Task to complete
Select the lines that contain "structure" and copy each of them.

(Extracted data entries)
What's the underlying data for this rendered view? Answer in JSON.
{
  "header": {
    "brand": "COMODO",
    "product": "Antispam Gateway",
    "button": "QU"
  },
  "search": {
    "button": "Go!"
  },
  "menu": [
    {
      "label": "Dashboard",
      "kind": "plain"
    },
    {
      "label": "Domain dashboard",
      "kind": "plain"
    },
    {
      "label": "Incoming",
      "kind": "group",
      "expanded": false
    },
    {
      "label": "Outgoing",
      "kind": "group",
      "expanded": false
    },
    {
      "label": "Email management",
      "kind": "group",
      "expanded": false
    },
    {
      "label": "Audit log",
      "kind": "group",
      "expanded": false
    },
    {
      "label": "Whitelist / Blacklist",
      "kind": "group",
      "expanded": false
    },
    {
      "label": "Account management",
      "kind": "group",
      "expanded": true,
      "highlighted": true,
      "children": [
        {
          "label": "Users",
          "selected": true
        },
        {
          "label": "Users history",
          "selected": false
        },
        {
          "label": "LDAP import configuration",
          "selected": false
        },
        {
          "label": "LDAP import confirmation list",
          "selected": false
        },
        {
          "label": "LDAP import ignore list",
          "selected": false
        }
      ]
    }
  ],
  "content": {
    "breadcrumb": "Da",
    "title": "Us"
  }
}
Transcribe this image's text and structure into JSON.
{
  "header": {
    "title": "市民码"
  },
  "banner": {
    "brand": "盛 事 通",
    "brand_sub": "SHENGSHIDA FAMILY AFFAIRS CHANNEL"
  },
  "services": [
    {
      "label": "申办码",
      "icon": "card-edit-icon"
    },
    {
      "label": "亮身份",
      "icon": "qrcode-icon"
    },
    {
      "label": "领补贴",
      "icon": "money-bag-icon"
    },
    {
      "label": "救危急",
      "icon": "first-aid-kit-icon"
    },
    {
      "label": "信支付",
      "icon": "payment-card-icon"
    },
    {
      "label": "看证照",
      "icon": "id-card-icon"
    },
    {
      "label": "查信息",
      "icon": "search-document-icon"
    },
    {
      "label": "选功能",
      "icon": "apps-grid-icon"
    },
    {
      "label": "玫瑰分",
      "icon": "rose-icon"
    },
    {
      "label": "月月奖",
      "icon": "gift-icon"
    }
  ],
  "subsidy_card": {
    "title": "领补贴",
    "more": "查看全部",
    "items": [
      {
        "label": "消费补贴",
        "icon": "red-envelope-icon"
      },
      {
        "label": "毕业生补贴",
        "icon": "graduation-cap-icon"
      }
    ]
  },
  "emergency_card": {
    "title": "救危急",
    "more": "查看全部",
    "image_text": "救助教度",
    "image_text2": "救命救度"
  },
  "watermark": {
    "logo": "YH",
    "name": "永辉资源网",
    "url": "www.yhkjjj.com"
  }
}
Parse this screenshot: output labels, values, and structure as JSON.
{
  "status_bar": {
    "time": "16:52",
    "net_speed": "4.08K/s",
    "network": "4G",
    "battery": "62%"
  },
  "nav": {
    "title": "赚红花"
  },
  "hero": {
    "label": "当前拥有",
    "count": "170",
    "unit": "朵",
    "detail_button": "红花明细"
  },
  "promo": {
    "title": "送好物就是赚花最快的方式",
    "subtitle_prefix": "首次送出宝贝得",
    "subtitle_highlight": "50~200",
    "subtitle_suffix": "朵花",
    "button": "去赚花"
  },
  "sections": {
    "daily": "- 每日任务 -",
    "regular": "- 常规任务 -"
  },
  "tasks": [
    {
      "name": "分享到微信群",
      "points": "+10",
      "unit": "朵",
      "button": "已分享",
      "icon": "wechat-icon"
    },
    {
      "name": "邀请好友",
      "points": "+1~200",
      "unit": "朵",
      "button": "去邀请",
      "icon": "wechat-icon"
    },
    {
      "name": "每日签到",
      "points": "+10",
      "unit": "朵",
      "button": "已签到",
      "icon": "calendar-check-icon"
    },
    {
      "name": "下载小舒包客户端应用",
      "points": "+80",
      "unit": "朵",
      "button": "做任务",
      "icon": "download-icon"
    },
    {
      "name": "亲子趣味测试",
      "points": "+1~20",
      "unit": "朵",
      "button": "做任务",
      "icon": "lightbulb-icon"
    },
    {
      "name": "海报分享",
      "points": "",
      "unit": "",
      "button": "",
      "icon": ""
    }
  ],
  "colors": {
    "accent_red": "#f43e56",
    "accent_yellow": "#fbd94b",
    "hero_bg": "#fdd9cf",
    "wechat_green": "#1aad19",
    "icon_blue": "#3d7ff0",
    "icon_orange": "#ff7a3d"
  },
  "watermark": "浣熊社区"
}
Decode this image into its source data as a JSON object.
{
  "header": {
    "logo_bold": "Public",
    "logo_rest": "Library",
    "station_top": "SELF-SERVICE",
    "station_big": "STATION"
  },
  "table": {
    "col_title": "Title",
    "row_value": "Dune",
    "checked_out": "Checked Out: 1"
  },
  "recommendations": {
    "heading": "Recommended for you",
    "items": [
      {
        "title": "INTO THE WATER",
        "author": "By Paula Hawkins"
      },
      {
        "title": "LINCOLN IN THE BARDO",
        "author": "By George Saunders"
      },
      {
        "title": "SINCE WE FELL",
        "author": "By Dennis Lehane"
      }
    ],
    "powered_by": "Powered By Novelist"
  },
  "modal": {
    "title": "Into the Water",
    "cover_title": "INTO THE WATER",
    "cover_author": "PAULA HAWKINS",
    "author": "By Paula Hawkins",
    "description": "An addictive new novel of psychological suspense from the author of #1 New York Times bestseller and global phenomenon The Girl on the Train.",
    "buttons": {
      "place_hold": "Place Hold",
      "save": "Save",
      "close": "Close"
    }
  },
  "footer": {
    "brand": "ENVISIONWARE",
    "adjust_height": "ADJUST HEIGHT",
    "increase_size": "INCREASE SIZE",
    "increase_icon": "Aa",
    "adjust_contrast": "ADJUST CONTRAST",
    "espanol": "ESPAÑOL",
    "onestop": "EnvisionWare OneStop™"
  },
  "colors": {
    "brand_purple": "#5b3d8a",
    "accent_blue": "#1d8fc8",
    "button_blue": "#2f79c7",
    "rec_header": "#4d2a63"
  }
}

Solution for this exercise
Transcribe this image's text and structure into JSON.
Parse this screenshot: output labels, values, and structure as JSON.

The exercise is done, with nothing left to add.